> Aim of the task
Find and copy every line in the records that includes the string "ASZTRO".

> Task data
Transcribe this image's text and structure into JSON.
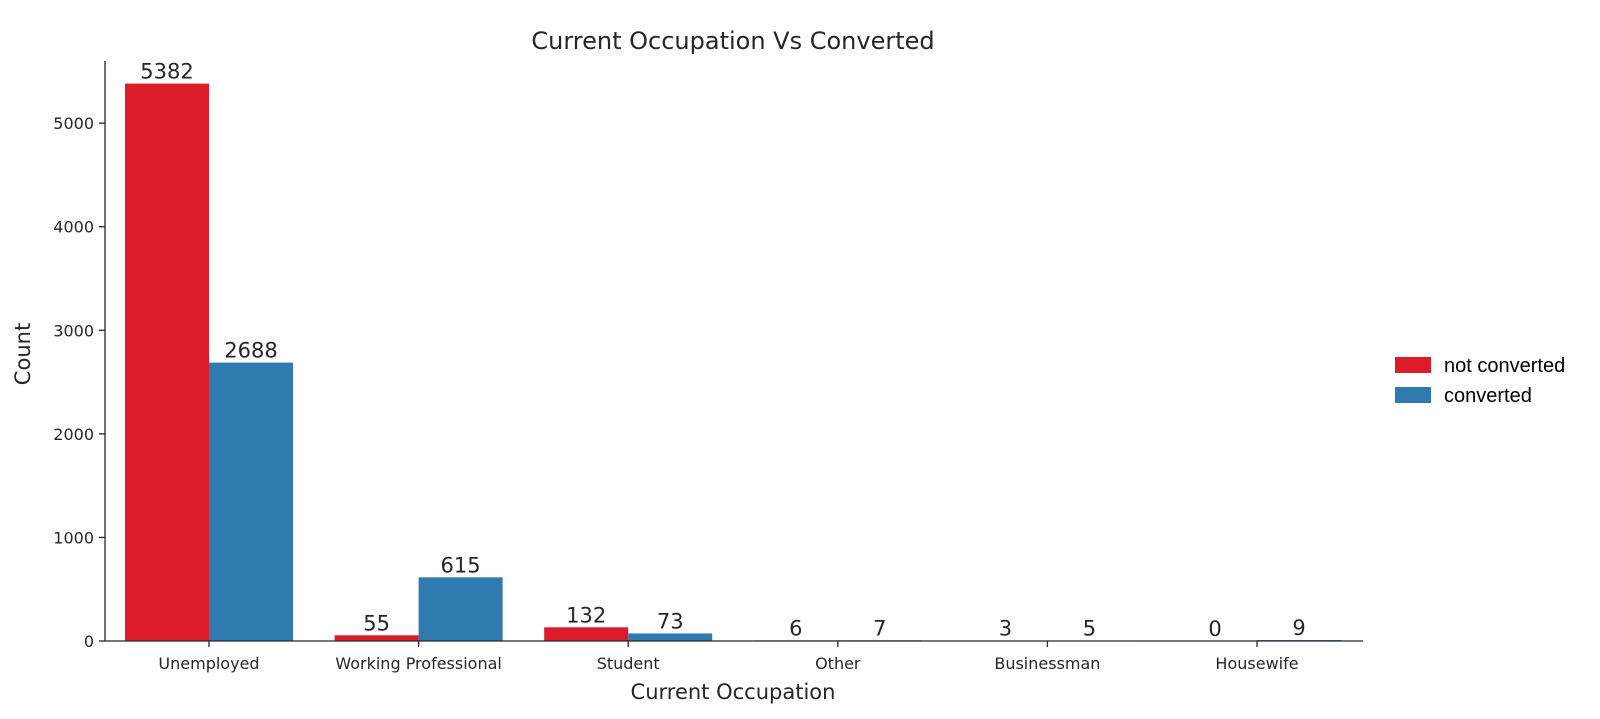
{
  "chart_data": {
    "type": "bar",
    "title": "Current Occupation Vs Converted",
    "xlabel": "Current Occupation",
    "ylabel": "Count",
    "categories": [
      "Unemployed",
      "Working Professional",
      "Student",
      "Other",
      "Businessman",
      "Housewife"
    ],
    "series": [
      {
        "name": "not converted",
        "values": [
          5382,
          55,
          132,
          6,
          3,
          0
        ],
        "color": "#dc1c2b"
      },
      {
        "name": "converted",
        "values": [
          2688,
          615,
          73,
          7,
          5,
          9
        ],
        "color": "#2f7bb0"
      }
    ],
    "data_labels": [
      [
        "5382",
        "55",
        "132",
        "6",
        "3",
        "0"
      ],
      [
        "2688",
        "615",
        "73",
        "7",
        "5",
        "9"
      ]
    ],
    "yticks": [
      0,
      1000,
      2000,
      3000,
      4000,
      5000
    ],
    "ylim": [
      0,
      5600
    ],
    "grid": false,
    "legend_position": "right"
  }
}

...

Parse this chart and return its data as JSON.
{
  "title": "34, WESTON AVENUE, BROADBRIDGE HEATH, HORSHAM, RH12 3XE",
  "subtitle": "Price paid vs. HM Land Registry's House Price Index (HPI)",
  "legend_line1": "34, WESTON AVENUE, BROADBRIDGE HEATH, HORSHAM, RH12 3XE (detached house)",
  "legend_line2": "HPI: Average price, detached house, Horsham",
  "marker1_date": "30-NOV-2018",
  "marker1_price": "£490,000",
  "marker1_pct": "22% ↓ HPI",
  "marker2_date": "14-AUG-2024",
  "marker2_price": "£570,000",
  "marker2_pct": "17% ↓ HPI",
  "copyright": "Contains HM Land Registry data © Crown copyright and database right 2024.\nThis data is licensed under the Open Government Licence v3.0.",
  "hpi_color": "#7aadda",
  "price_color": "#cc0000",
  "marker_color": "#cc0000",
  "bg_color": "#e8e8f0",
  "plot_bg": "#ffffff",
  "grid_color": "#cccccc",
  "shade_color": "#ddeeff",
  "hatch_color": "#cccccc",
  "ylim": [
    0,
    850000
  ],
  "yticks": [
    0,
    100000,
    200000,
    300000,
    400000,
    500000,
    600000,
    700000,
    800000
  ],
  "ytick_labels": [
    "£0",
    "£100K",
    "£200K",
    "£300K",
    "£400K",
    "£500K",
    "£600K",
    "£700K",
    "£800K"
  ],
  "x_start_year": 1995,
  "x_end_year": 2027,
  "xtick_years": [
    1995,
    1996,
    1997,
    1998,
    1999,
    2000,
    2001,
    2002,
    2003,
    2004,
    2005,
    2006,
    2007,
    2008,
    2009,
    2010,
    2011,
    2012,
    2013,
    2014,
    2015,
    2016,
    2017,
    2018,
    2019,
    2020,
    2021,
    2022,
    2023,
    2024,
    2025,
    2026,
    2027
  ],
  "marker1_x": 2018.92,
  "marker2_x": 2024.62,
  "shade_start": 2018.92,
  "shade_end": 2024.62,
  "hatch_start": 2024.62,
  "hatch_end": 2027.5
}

* * *

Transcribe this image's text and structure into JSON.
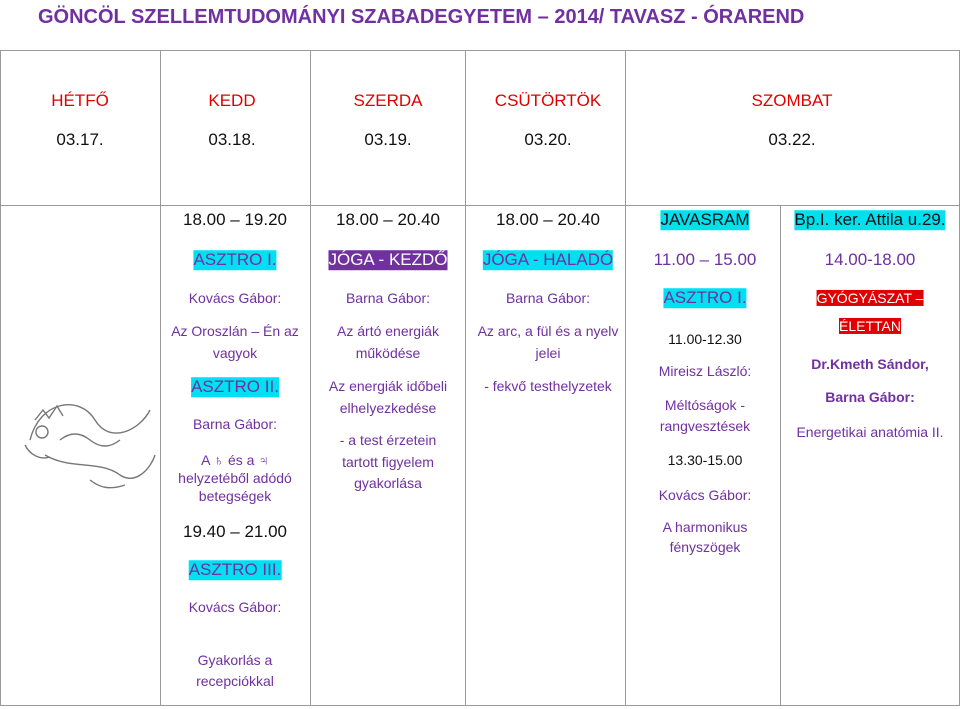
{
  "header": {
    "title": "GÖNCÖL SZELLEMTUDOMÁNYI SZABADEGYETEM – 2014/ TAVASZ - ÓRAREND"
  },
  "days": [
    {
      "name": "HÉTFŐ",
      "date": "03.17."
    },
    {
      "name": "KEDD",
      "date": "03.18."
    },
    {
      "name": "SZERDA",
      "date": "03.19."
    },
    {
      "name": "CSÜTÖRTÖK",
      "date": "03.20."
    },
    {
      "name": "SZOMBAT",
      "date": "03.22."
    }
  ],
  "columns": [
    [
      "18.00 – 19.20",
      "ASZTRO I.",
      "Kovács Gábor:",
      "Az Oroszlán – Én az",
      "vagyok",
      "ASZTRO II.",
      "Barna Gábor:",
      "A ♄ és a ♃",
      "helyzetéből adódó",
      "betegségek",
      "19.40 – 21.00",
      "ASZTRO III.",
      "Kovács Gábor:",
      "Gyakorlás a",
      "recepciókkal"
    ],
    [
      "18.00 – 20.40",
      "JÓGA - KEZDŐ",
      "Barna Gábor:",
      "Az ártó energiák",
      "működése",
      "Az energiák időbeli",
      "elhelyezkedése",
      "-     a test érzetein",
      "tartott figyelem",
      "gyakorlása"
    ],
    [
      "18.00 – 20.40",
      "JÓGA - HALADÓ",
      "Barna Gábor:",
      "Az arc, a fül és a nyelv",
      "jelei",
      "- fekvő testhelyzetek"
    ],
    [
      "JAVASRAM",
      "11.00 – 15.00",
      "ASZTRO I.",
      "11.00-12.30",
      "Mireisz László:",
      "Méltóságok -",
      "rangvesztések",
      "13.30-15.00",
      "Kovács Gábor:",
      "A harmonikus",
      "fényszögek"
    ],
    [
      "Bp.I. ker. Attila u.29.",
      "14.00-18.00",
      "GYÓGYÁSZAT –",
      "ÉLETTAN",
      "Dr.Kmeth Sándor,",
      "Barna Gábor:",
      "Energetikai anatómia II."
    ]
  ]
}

> Response
      "ASZTRO I.",
      "ASZTRO II.",
      "ASZTRO III.",
      "ASZTRO I.",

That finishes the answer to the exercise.